* Begin Source excerpt *

That tone is established the moment one steps into the couple’s dramatic entry hall, where an antique marble-top wrought-iron table holds court on a wood floor painted in a crisp diamond pattern, with a robust lantern from Charles Edwards hanging overhead. 


The assemblage of black-and-white photography and other artworks—a large figure study by Ralph Gibson on one wall, a picture of the Duke and Duchess of Windsor by Slim Aarons opposite, and a series of ghostly images by the duo McDermott & McGough, to name a few—hints at the treasures that are to come.

* End Source excerpt *
* Begin Stored records *

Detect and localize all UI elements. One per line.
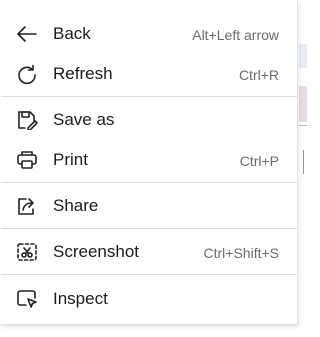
- share-icon: [16, 196, 38, 216]
- menu-item-label: Back: [53, 24, 91, 43]
- screenshot-icon: [16, 242, 38, 262]
- background-content-line: [299, 125, 307, 126]
- menu-item-shortcut: Alt+Left arrow: [192, 27, 279, 43]
- menu-item-shortcut: Ctrl+P: [239, 153, 279, 169]
- save-icon: [16, 110, 38, 130]
- menu-item-shortcut: Ctrl+R: [238, 67, 279, 83]
- refresh-icon: [16, 64, 38, 84]
- menu-item-save-as[interactable]: Save as: [0, 102, 297, 138]
- menu-item-inspect[interactable]: Inspect: [0, 281, 297, 317]
- menu-item-print[interactable]: Print Ctrl+P: [0, 142, 297, 178]
- background-content-strip: [299, 86, 307, 122]
- printer-icon: [16, 150, 38, 170]
- menu-item-label: Screenshot: [53, 242, 139, 261]
- inspect-icon: [16, 289, 38, 309]
- menu-item-label: Inspect: [53, 289, 108, 308]
- menu-item-label: Share: [53, 196, 99, 215]
- background-content-strip: [299, 44, 307, 68]
- menu-separator: [1, 96, 297, 97]
- menu-item-label: Print: [53, 150, 88, 169]
- menu-separator: [1, 228, 297, 229]
- menu-item-label: Refresh: [53, 64, 113, 83]
- menu-item-shortcut: Ctrl+Shift+S: [203, 245, 279, 261]
- context-menu: Back Alt+Left arrow Refresh Ctrl+R Save …: [0, 0, 298, 325]
- menu-item-screenshot[interactable]: Screenshot Ctrl+Shift+S: [0, 234, 297, 270]
- background-content-line: [303, 150, 304, 174]
- menu-item-share[interactable]: Share: [0, 188, 297, 224]
- menu-item-refresh[interactable]: Refresh Ctrl+R: [0, 56, 297, 92]
- menu-separator: [1, 274, 297, 275]
- back-arrow-icon: [16, 24, 38, 44]
- menu-separator: [1, 182, 297, 183]
- menu-item-back[interactable]: Back Alt+Left arrow: [0, 16, 297, 52]
- menu-item-label: Save as: [53, 110, 115, 129]
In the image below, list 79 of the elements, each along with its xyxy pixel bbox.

* End Stored records *

■ **What this exercise asks**:
A – In the entry hall passage, copy the words starting at "That tone is" and ending at "are to come.".
B – According to the entry hall passage, who made the lantern that hangs overhead?

■ **Solutions to the exercise**:
A –
That tone is established the moment one steps into the couple’s dramatic entry hall, where an antique marble-top wrought-iron table holds court on a wood floor painted in a crisp diamond pattern, with a robust lantern from Charles Edwards hanging overhead. 


The assemblage of black-and-white photography and other artworks—a large figure study by Ralph Gibson on one wall, a picture of the Duke and Duchess of Windsor by Slim Aarons opposite, and a series of ghostly images by the duo McDermott & McGough, to name a few—hints at the treasures that are to come.

B – Charles Edwards